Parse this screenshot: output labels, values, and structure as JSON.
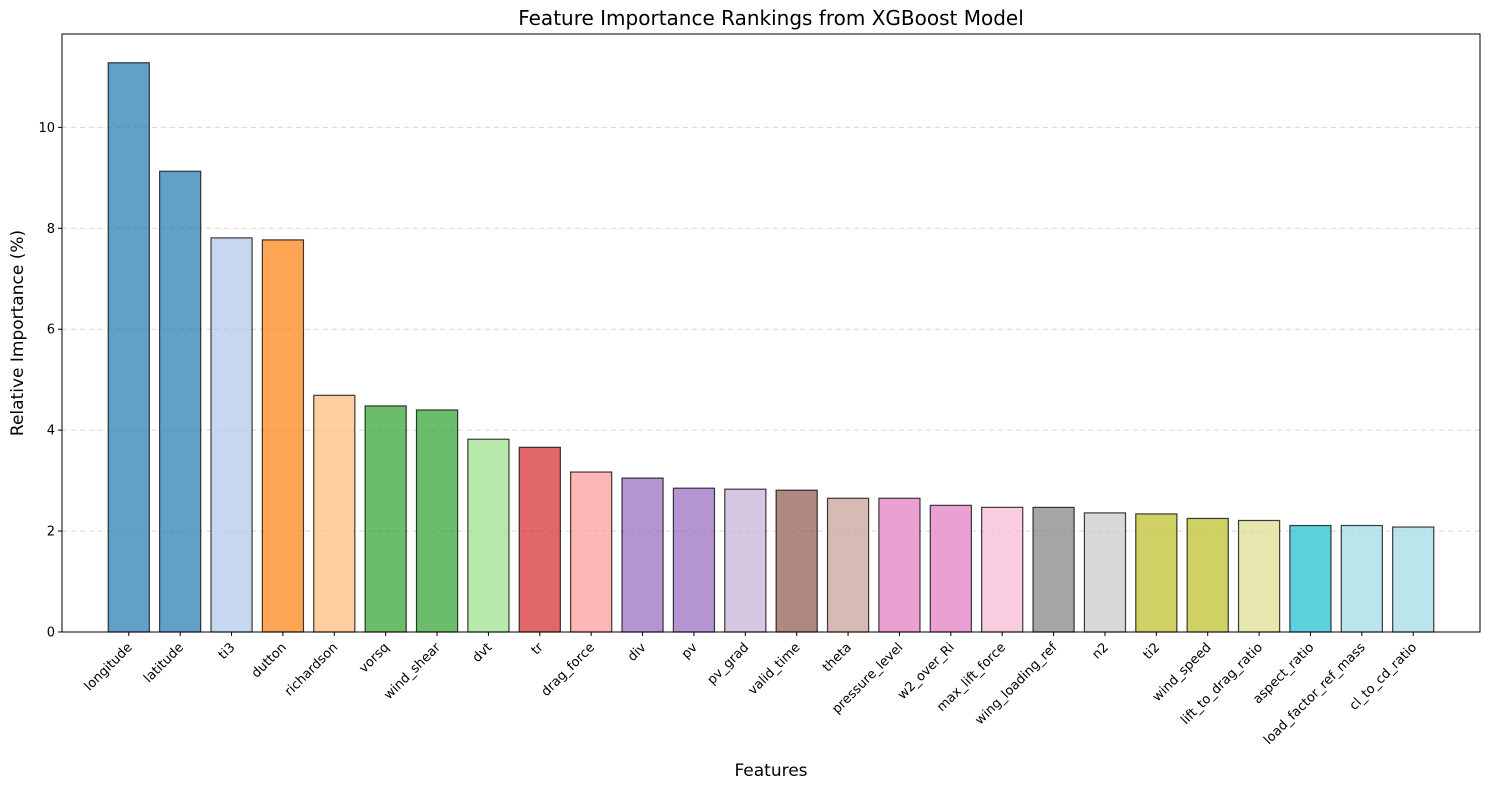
{
  "chart_data": {
    "type": "bar",
    "title": "Feature Importance Rankings from XGBoost Model",
    "xlabel": "Features",
    "ylabel": "Relative Importance (%)",
    "ylim": [
      0,
      11.85
    ],
    "yticks": [
      0,
      2,
      4,
      6,
      8,
      10
    ],
    "grid": "y-dashed",
    "categories": [
      "longitude",
      "latitude",
      "ti3",
      "dutton",
      "richardson",
      "vorsq",
      "wind_shear",
      "dvt",
      "tr",
      "drag_force",
      "div",
      "pv",
      "pv_grad",
      "valid_time",
      "theta",
      "pressure_level",
      "w2_over_Ri",
      "max_lift_force",
      "wing_loading_ref",
      "n2",
      "ti2",
      "wind_speed",
      "lift_to_drag_ratio",
      "aspect_ratio",
      "load_factor_ref_mass",
      "cl_to_cd_ratio"
    ],
    "values": [
      11.28,
      9.13,
      7.81,
      7.77,
      4.69,
      4.48,
      4.4,
      3.82,
      3.66,
      3.17,
      3.05,
      2.85,
      2.83,
      2.81,
      2.65,
      2.65,
      2.51,
      2.47,
      2.47,
      2.36,
      2.34,
      2.25,
      2.21,
      2.11,
      2.11,
      2.08
    ],
    "colors": [
      "#1f77b4",
      "#1f77b4",
      "#aec7e8",
      "#ff7f0e",
      "#ffbb78",
      "#2ca02c",
      "#2ca02c",
      "#98df8a",
      "#d62728",
      "#ff9896",
      "#9467bd",
      "#9467bd",
      "#c5b0d5",
      "#8c564b",
      "#c49c94",
      "#e377c2",
      "#e377c2",
      "#f7b6d2",
      "#7f7f7f",
      "#c7c7c7",
      "#bcbd22",
      "#bcbd22",
      "#dbdb8d",
      "#17becf",
      "#9edae5",
      "#9edae5"
    ]
  }
}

══════════

## What to produce
Each record above is to be restated exactly, with its pictures removed from the copy.

## Reply
Parse this screenshot: output labels, values, and structure as JSON.
{
  "chart_data": {
    "type": "bar",
    "title": "Feature Importance Rankings from XGBoost Model",
    "xlabel": "Features",
    "ylabel": "Relative Importance (%)",
    "ylim": [
      0,
      11.85
    ],
    "yticks": [
      0,
      2,
      4,
      6,
      8,
      10
    ],
    "grid": "y-dashed",
    "categories": [
      "longitude",
      "latitude",
      "ti3",
      "dutton",
      "richardson",
      "vorsq",
      "wind_shear",
      "dvt",
      "tr",
      "drag_force",
      "div",
      "pv",
      "pv_grad",
      "valid_time",
      "theta",
      "pressure_level",
      "w2_over_Ri",
      "max_lift_force",
      "wing_loading_ref",
      "n2",
      "ti2",
      "wind_speed",
      "lift_to_drag_ratio",
      "aspect_ratio",
      "load_factor_ref_mass",
      "cl_to_cd_ratio"
    ],
    "values": [
      11.28,
      9.13,
      7.81,
      7.77,
      4.69,
      4.48,
      4.4,
      3.82,
      3.66,
      3.17,
      3.05,
      2.85,
      2.83,
      2.81,
      2.65,
      2.65,
      2.51,
      2.47,
      2.47,
      2.36,
      2.34,
      2.25,
      2.21,
      2.11,
      2.11,
      2.08
    ],
    "colors": [
      "#1f77b4",
      "#1f77b4",
      "#aec7e8",
      "#ff7f0e",
      "#ffbb78",
      "#2ca02c",
      "#2ca02c",
      "#98df8a",
      "#d62728",
      "#ff9896",
      "#9467bd",
      "#9467bd",
      "#c5b0d5",
      "#8c564b",
      "#c49c94",
      "#e377c2",
      "#e377c2",
      "#f7b6d2",
      "#7f7f7f",
      "#c7c7c7",
      "#bcbd22",
      "#bcbd22",
      "#dbdb8d",
      "#17becf",
      "#9edae5",
      "#9edae5"
    ]
  }
}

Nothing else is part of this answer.